## EXERCISE TASK
Reproduce all the entries exactly.

## DATA FOR THIS EXERCISE
--- start ---

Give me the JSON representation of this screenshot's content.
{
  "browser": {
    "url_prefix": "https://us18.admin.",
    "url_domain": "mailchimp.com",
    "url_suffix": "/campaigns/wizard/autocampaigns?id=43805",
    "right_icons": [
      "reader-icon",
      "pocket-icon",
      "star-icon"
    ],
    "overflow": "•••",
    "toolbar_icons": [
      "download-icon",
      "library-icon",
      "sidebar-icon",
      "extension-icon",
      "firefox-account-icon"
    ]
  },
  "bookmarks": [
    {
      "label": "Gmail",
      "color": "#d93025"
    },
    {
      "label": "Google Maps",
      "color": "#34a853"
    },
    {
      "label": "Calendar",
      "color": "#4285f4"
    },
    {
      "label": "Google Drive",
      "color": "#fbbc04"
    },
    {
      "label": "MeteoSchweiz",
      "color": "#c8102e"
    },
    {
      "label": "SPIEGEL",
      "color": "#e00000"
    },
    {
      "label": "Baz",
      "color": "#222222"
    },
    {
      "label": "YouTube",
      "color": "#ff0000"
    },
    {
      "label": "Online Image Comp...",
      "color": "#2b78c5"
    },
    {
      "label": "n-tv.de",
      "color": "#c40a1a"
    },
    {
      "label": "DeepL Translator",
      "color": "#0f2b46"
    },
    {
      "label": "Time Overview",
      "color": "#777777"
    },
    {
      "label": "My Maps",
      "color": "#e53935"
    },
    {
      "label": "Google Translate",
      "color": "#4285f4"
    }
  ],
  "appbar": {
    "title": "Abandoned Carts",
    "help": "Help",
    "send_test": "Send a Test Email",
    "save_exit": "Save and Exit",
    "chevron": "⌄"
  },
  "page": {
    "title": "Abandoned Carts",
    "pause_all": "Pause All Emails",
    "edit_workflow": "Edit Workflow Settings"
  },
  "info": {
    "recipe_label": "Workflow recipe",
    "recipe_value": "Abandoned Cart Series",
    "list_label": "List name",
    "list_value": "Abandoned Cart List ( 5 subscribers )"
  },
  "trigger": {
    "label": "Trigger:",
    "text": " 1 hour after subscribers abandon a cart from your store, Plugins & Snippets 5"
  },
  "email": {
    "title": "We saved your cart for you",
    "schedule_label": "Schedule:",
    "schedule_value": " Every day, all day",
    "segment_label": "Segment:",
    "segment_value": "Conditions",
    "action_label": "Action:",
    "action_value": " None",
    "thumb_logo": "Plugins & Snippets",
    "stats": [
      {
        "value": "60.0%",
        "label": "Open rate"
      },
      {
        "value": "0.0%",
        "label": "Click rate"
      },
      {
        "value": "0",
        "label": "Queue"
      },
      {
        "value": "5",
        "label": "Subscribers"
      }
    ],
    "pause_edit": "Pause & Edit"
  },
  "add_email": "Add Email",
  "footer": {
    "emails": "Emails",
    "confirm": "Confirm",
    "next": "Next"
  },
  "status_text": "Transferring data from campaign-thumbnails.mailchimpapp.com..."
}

--- end ---

## RIGHT ANSWER
Give me the JSON representation of this screenshot's content.
{
  "browser": {
    "url_prefix": "https://us18.admin.",
    "url_domain": "mailchimp.com",
    "url_suffix": "/campaigns/wizard/autocampaigns?id=43805",
    "right_icons": [
      "reader-icon",
      "pocket-icon",
      "star-icon"
    ],
    "overflow": "•••",
    "toolbar_icons": [
      "download-icon",
      "library-icon",
      "sidebar-icon",
      "extension-icon",
      "firefox-account-icon"
    ]
  },
  "bookmarks": [
    {
      "label": "Gmail",
      "color": "#d93025"
    },
    {
      "label": "Google Maps",
      "color": "#34a853"
    },
    {
      "label": "Calendar",
      "color": "#4285f4"
    },
    {
      "label": "Google Drive",
      "color": "#fbbc04"
    },
    {
      "label": "MeteoSchweiz",
      "color": "#c8102e"
    },
    {
      "label": "SPIEGEL",
      "color": "#e00000"
    },
    {
      "label": "Baz",
      "color": "#222222"
    },
    {
      "label": "YouTube",
      "color": "#ff0000"
    },
    {
      "label": "Online Image Comp...",
      "color": "#2b78c5"
    },
    {
      "label": "n-tv.de",
      "color": "#c40a1a"
    },
    {
      "label": "DeepL Translator",
      "color": "#0f2b46"
    },
    {
      "label": "Time Overview",
      "color": "#777777"
    },
    {
      "label": "My Maps",
      "color": "#e53935"
    },
    {
      "label": "Google Translate",
      "color": "#4285f4"
    }
  ],
  "appbar": {
    "title": "Abandoned Carts",
    "help": "Help",
    "send_test": "Send a Test Email",
    "save_exit": "Save and Exit",
    "chevron": "⌄"
  },
  "page": {
    "title": "Abandoned Carts",
    "pause_all": "Pause All Emails",
    "edit_workflow": "Edit Workflow Settings"
  },
  "info": {
    "recipe_label": "Workflow recipe",
    "recipe_value": "Abandoned Cart Series",
    "list_label": "List name",
    "list_value": "Abandoned Cart List ( 5 subscribers )"
  },
  "trigger": {
    "label": "Trigger:",
    "text": " 1 hour after subscribers abandon a cart from your store, Plugins & Snippets 5"
  },
  "email": {
    "title": "We saved your cart for you",
    "schedule_label": "Schedule:",
    "schedule_value": " Every day, all day",
    "segment_label": "Segment:",
    "segment_value": "Conditions",
    "action_label": "Action:",
    "action_value": " None",
    "thumb_logo": "Plugins & Snippets",
    "stats": [
      {
        "value": "60.0%",
        "label": "Open rate"
      },
      {
        "value": "0.0%",
        "label": "Click rate"
      },
      {
        "value": "0",
        "label": "Queue"
      },
      {
        "value": "5",
        "label": "Subscribers"
      }
    ],
    "pause_edit": "Pause & Edit"
  },
  "add_email": "Add Email",
  "footer": {
    "emails": "Emails",
    "confirm": "Confirm",
    "next": "Next"
  },
  "status_text": "Transferring data from campaign-thumbnails.mailchimpapp.com..."
}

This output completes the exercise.